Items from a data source
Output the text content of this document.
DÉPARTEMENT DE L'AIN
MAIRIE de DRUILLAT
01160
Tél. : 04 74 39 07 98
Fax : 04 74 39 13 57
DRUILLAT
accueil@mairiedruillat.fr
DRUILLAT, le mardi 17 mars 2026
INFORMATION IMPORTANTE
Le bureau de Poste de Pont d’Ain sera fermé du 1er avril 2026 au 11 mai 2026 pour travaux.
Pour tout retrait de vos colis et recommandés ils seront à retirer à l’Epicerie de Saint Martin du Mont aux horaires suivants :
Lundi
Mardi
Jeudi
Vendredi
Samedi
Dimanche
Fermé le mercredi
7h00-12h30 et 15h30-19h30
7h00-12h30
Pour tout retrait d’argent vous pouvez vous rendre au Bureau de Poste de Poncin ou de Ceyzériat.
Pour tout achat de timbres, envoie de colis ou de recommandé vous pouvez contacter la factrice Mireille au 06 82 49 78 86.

The task:
Pull every line containing "colis" from the material above.

Task output:
Pour tout retrait de vos colis et recommandés ils seront à retirer à l’Epicerie de Saint Martin du Mont aux horaires suivants :
Pour tout achat de timbres, envoie de colis ou de recommandé vous pouvez contacter la factrice Mireille au 06 82 49 78 86.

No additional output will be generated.